Section du texte:
Sans scénographie, la tragédie se centre sur le jeu et les acteurs font vibrer les alexandrins qui, selon les mots d’Antoine Vitez « ne sont pas une gêne, mais l’instrument même de la cruauté ». Et dans ce registre les acteurs de la Comédie Française excellent. Hervé Pierre est un formidable vizir calculateur, Birane Ba campe un Bajazet, objet de tous les désirs, tiraillé entre son amour pour Atalide, et le désir de sauver sa vie et celle de sa bien-aimée en cédant au désir de Roxane. Clotilde de Bayser fait entendre toute la complexité de Roxane. Elle connaît son pouvoir et passe d’un ton impérieux à la tendresse amoureuse et à la sensualité. Elle ordonne, elle doute, elle est jalouse, dépitée et prête à la vengeance la plus terrible. Elissa Alloula, la benjamine de la troupe, incarne une Atalide déchirée. Elle aime Bajazet, elle espère la compréhension de Roxane mais hurle de douleur quand elle comprend qu’elle n’a d’autre solution que de céder son amant à Roxane pour lui sauver la vie.

Données présentées:
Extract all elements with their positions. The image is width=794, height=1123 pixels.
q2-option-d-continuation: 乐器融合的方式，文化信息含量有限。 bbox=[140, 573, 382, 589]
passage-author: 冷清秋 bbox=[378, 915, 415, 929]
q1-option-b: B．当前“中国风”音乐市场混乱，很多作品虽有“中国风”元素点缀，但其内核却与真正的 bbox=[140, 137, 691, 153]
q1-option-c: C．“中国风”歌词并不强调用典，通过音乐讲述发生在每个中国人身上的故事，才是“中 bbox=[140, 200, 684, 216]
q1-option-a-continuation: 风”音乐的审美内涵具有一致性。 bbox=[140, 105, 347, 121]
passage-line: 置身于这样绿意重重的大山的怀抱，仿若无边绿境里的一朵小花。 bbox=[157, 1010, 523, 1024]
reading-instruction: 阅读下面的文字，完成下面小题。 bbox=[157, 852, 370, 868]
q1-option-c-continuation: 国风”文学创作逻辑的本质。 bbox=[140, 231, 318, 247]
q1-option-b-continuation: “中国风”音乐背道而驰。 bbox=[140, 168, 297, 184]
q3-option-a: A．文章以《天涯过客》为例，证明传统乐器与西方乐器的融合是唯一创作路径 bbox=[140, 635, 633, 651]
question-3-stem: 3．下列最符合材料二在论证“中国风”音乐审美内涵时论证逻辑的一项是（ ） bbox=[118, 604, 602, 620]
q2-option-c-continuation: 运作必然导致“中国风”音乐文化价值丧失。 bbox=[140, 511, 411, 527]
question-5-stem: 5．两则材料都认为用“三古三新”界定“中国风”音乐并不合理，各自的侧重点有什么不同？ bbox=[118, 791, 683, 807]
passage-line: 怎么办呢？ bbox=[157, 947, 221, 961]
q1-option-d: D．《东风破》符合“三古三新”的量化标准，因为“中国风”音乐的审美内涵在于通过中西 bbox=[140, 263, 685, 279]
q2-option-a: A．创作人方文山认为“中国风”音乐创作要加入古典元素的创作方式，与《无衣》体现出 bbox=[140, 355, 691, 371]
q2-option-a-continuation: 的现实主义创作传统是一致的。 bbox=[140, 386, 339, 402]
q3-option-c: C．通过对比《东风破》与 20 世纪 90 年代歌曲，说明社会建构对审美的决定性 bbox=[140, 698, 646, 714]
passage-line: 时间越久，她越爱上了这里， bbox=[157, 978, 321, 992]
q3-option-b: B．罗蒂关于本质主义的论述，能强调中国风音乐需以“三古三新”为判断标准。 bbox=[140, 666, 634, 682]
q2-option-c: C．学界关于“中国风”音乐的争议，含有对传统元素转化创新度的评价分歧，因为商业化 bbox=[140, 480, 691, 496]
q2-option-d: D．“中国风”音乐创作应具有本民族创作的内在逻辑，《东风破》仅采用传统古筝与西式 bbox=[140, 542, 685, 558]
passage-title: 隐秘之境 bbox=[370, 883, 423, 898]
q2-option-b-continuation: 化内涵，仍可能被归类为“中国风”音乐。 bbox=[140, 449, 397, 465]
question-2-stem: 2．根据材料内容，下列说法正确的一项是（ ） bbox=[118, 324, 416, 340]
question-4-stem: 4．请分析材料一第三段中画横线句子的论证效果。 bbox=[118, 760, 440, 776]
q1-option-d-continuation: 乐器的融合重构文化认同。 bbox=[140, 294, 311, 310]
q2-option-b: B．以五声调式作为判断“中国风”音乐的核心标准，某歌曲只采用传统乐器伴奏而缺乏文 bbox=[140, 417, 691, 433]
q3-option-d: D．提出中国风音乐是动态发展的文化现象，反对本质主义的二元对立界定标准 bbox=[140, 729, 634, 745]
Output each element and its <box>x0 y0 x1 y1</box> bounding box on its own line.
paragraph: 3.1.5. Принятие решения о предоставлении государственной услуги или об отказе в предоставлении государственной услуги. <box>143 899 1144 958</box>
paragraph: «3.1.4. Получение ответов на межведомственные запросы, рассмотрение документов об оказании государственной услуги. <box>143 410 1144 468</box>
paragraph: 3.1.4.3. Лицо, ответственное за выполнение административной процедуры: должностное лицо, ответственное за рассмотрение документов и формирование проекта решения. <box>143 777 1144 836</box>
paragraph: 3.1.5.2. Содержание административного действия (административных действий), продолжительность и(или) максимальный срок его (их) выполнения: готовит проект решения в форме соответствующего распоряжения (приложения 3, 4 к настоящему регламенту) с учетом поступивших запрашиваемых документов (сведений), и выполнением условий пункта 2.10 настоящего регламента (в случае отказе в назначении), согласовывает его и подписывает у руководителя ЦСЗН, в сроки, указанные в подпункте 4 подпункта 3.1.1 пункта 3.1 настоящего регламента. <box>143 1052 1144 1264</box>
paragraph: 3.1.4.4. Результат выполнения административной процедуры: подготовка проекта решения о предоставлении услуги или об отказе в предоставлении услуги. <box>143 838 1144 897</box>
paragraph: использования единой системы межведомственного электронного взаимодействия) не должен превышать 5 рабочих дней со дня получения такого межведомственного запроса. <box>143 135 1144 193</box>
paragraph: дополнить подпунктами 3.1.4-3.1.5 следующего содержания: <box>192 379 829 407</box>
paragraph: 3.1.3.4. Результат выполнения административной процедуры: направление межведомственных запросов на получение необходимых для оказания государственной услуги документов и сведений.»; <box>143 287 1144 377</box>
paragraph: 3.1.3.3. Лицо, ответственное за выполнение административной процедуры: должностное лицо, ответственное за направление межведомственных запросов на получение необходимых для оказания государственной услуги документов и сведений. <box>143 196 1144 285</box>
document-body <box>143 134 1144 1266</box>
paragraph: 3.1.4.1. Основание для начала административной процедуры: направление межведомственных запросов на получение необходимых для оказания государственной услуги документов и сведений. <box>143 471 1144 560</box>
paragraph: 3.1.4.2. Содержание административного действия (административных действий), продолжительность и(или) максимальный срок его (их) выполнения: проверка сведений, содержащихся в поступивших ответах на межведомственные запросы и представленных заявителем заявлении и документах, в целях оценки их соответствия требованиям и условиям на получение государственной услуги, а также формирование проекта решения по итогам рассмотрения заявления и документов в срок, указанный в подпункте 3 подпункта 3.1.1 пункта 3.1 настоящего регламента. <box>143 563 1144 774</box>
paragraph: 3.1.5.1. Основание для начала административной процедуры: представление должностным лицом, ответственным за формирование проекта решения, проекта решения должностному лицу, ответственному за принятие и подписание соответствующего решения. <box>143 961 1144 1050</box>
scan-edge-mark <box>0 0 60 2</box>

Le problème:
Dressez la liste complète des acteurs de la Comédie-Française nommés dans le texte sur Bajazet.

Résultat obtenu:
Hervé Pierre, Birane Ba, Clotilde de Bayser, Elissa Alloula